=== TASK ===
Show each line from the listing that includes the word "times".

=== RECORDS SHOWN ===
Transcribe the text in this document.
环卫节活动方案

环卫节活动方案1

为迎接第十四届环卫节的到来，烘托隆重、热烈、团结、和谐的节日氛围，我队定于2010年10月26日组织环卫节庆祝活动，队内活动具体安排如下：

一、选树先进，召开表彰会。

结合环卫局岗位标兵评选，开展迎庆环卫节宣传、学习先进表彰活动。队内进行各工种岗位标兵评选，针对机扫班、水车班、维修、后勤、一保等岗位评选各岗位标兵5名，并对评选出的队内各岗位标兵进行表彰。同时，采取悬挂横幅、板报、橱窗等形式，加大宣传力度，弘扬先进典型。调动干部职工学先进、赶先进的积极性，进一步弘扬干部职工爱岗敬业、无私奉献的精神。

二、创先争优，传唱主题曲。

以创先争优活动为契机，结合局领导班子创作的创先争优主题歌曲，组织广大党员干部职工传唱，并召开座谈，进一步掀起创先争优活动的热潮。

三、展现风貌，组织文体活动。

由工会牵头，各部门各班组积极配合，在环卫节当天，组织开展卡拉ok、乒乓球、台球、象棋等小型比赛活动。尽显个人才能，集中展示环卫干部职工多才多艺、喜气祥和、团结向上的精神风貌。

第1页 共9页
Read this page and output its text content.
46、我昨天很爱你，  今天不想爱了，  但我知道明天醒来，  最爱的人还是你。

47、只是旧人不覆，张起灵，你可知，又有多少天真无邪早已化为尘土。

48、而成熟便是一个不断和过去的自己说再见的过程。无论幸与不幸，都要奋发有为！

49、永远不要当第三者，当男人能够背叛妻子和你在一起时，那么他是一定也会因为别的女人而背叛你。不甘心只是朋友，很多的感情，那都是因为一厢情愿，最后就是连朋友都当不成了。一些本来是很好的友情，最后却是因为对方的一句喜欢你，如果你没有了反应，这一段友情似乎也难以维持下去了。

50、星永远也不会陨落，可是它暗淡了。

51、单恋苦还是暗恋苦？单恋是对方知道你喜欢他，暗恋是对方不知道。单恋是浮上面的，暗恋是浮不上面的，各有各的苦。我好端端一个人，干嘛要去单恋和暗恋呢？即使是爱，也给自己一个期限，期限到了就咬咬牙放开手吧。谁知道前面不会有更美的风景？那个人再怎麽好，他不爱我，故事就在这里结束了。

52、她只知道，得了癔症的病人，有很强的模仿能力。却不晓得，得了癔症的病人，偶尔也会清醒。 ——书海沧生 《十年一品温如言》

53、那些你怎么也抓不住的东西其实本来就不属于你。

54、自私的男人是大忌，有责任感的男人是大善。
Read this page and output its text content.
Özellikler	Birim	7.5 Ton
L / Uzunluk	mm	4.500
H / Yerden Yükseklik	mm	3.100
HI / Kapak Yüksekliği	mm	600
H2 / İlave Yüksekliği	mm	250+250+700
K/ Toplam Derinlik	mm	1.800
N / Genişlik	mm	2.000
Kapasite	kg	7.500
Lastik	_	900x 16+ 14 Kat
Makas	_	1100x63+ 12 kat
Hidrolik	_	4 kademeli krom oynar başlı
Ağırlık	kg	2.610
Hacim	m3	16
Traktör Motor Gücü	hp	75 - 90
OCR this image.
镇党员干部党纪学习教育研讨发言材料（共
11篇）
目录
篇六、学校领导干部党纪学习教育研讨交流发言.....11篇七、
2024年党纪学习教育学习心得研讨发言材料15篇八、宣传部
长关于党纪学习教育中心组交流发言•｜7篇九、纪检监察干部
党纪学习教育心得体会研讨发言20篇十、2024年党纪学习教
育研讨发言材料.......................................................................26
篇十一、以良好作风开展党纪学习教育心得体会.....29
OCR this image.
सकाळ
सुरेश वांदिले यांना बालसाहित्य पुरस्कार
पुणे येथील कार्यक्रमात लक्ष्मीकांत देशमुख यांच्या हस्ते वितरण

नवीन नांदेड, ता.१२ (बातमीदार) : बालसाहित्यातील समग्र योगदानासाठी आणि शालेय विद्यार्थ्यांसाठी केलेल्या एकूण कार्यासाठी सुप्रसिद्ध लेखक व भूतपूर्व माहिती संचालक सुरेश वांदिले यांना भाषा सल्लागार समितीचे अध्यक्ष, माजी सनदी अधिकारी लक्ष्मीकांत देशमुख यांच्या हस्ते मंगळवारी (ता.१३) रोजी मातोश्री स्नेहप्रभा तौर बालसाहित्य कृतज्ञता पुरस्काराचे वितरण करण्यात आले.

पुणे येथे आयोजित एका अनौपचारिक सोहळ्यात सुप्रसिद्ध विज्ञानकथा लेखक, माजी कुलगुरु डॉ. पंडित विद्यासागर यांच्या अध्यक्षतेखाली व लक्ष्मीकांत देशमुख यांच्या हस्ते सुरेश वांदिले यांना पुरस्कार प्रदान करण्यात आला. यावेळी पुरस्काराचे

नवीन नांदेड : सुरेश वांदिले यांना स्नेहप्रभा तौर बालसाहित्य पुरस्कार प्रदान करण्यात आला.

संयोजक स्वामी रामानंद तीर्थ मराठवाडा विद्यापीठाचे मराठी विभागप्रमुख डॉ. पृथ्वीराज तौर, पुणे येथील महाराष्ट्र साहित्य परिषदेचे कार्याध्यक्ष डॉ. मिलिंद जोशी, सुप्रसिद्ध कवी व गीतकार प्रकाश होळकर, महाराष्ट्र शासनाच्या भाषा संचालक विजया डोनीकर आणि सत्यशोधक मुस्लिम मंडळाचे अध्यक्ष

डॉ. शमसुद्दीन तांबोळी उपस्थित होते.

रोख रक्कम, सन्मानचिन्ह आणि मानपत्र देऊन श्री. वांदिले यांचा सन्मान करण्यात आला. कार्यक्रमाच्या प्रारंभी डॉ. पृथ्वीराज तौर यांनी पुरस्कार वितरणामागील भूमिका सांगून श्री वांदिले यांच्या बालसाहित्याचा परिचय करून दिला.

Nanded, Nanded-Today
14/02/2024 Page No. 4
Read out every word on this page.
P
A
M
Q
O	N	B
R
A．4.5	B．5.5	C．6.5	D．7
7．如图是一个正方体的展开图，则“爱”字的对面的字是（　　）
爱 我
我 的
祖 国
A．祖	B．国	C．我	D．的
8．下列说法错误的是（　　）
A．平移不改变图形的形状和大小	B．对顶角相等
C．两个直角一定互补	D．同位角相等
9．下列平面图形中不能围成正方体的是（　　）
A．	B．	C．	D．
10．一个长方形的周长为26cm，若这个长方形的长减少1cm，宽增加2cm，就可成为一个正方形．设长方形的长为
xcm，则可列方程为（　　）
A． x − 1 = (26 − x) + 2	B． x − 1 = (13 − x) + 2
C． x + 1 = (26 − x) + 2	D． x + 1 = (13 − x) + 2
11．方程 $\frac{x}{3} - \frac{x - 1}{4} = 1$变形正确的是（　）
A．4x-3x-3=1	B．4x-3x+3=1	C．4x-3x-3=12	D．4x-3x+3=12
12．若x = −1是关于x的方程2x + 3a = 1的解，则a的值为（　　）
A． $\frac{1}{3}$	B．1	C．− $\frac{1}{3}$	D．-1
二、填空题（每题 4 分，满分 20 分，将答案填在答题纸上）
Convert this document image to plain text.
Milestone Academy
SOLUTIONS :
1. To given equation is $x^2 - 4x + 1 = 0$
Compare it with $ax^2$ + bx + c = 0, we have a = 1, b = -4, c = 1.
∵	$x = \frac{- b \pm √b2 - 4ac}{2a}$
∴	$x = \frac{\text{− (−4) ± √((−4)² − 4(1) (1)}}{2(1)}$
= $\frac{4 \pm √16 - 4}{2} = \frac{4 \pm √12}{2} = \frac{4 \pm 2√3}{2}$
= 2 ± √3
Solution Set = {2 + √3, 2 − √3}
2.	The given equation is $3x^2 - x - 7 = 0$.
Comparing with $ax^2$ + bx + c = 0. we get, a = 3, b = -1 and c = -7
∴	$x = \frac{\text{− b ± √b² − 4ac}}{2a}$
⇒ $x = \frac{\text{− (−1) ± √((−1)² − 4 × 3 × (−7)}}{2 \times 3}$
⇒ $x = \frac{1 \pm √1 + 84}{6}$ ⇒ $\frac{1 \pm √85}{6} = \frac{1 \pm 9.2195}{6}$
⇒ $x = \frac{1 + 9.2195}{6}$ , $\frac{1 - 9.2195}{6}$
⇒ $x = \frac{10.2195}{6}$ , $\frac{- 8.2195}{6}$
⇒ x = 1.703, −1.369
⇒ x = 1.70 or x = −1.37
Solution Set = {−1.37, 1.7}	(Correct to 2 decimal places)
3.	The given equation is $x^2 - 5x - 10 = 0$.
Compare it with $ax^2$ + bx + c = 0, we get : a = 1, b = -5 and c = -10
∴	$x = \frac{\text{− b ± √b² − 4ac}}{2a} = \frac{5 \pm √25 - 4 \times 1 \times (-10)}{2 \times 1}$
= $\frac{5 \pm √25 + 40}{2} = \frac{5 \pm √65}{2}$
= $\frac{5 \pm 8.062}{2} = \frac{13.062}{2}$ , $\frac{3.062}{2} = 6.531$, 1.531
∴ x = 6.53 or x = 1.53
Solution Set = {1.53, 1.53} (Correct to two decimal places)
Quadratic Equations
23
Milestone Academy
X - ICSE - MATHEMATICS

=== EXERCISE SOLUTION ===
⇒ $x = \frac{\text{− (−1) ± √((−1)² − 4 × 3 × (−7)}}{2 \times 3}$
∴	$x = \frac{\text{− b ± √b² − 4ac}}{2a} = \frac{5 \pm √25 - 4 \times 1 \times (-10)}{2 \times 1}$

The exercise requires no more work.